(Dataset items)

------------------------------------

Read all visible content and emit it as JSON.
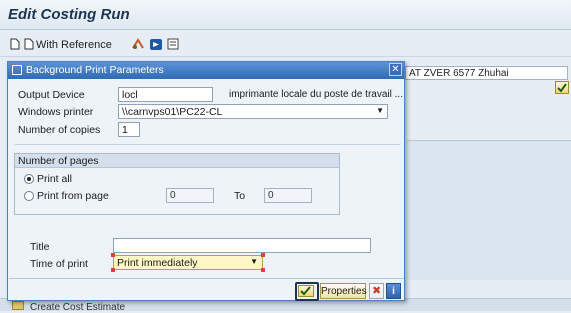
{
  "window": {
    "title": "Edit Costing Run"
  },
  "toolbar": {
    "with_reference_label": "With Reference"
  },
  "background": {
    "plant_field": "AT ZVER 6577 Zhuhai",
    "create_cost_estimate": "Create Cost Estimate"
  },
  "dialog": {
    "title": "Background Print Parameters",
    "output_device": {
      "label": "Output Device",
      "value": "locl",
      "description": "imprimante locale du poste de travail ..."
    },
    "windows_printer": {
      "label": "Windows printer",
      "value": "\\\\carnvps01\\PC22-CL"
    },
    "copies": {
      "label": "Number of copies",
      "value": "1"
    },
    "pages": {
      "group_title": "Number of pages",
      "print_all_label": "Print all",
      "print_from_label": "Print from page",
      "from_value": "0",
      "to_label": "To",
      "to_value": "0",
      "selected": "Print all"
    },
    "title_field": {
      "label": "Title",
      "value": ""
    },
    "time_of_print": {
      "label": "Time of print",
      "value": "Print immediately"
    },
    "buttons": {
      "properties": "Properties",
      "info": "i",
      "cancel": "✖",
      "close": "✕"
    }
  },
  "colors": {
    "header_blue": "#2f6ab5",
    "confirm_yellow": "#f0d76b",
    "cancel_red": "#d23a2d"
  }
}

------------------------------------

**WRITTEN EXERCISE**
Look through the data above. Each line containing the word "Number" needs to be copied.

**EXERCISE SOLUTION**
      "label": "Number of copies",
      "group_title": "Number of pages",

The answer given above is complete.